── Material for this exercise ──
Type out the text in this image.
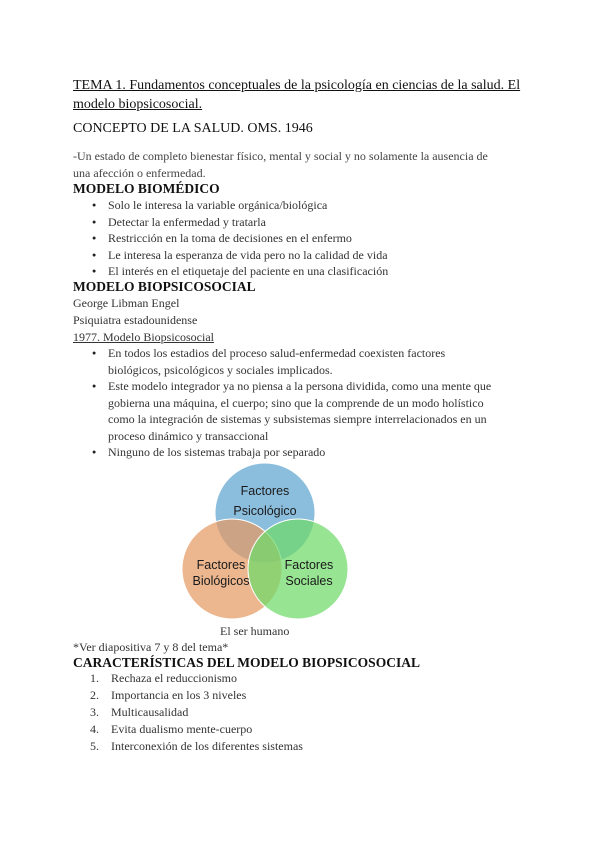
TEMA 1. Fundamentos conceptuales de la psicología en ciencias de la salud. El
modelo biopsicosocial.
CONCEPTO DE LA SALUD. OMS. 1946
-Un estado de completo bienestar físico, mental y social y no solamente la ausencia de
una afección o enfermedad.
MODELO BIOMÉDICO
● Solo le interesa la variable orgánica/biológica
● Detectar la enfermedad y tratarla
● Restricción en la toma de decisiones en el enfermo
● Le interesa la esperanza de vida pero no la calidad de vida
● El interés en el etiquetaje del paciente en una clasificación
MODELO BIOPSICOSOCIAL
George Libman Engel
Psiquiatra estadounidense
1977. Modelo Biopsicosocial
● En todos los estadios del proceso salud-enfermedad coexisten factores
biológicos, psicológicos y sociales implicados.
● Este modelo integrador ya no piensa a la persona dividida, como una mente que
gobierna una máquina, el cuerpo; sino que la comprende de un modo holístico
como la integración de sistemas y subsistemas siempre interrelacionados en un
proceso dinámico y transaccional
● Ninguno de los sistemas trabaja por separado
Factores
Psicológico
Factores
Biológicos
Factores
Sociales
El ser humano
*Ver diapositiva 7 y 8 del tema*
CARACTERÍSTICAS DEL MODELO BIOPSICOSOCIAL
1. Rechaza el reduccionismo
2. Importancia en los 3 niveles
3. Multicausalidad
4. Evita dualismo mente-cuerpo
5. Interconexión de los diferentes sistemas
───
── Material for this exercise ──
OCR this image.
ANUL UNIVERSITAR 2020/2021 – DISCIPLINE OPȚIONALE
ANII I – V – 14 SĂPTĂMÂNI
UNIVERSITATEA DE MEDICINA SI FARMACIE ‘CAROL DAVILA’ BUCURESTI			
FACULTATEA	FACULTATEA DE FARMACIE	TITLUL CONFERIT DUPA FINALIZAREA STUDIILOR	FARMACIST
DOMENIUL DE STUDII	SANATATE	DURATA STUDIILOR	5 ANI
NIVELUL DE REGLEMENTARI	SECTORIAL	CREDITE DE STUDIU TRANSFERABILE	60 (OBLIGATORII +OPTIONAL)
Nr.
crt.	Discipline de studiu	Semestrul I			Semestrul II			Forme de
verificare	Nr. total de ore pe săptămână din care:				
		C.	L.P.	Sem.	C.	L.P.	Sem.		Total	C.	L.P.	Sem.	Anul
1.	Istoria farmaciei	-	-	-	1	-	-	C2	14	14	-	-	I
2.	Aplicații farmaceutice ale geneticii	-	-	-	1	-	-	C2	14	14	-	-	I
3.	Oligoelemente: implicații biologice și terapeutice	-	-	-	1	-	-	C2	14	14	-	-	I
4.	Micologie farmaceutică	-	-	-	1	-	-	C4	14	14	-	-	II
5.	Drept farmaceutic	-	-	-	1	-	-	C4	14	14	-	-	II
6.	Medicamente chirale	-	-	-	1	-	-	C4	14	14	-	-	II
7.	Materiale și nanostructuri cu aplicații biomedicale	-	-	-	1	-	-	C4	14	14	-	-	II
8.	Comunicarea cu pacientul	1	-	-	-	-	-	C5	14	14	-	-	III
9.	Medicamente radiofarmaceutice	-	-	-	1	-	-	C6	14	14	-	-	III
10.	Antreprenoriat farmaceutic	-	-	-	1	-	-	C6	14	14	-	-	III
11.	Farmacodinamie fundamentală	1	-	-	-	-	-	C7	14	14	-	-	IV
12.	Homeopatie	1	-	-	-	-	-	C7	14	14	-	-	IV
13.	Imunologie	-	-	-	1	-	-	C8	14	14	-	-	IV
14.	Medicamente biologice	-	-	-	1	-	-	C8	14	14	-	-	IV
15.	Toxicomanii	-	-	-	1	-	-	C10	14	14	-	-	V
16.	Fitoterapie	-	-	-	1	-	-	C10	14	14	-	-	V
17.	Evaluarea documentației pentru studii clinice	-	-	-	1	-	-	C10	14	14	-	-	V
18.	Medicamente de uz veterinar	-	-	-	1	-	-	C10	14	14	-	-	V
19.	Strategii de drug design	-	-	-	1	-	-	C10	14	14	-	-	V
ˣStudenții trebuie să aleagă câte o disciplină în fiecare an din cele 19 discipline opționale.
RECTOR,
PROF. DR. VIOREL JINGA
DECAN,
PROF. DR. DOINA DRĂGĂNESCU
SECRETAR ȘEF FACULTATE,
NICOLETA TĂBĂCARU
───
── Material for this exercise ──
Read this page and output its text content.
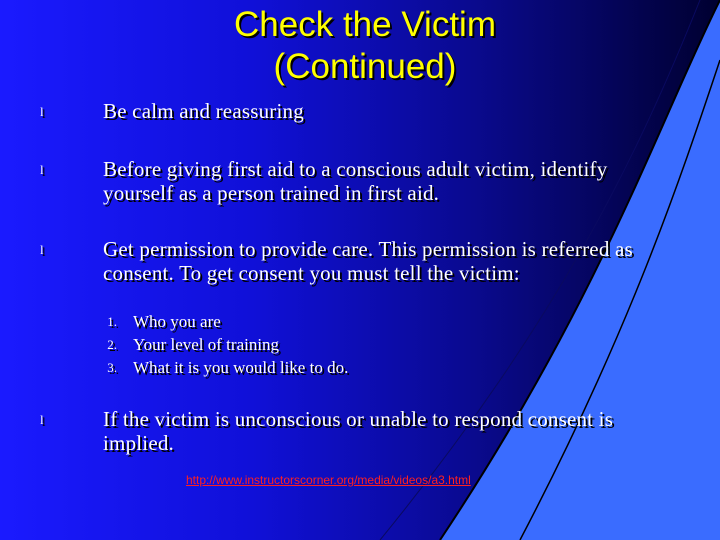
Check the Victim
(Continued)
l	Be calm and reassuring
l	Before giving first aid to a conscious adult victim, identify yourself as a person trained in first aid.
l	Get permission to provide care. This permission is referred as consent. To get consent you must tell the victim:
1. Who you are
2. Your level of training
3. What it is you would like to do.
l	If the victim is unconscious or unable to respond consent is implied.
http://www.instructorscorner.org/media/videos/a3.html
───
Show every line in the entries where the string "proceso" occurs.

● En todos los estadios del proceso salud-enfermedad coexisten factores
proceso dinámico y transaccional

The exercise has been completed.